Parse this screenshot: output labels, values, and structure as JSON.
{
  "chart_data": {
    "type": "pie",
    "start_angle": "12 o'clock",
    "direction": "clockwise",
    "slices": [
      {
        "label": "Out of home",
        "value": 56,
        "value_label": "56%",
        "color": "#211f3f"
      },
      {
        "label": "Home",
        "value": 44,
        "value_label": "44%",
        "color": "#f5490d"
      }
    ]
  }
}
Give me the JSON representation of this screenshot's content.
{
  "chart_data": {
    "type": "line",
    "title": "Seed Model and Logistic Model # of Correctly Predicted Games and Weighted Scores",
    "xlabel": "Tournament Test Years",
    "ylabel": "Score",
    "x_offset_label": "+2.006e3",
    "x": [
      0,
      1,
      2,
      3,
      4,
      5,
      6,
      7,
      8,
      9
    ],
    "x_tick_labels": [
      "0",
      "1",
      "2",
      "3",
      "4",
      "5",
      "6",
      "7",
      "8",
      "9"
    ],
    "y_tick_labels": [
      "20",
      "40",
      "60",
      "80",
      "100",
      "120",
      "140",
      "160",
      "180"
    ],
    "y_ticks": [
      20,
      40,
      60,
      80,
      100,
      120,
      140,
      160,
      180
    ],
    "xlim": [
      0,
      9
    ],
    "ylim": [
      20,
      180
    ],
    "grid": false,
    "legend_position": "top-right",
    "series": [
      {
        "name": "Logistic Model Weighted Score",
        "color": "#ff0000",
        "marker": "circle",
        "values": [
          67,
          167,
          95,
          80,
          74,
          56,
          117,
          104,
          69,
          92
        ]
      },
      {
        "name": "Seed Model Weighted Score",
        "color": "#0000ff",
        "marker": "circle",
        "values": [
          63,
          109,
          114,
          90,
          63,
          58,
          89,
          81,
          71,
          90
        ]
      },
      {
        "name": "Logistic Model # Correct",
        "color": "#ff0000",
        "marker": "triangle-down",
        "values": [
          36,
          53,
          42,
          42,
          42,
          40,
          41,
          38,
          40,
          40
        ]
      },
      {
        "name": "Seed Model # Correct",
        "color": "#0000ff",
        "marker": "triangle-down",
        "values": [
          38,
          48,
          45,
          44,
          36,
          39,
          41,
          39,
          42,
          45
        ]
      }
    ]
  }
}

------------------------------

## [EXERCISE REQUIREMENTS]
From the listing above, copy every line that holds the string "Logistic".

## [SOLUTION TO THE EXERCISE]
    "title": "Seed Model and Logistic Model # of Correctly Predicted Games and Weighted Scores",
        "name": "Logistic Model Weighted Score",
        "name": "Logistic Model # Correct",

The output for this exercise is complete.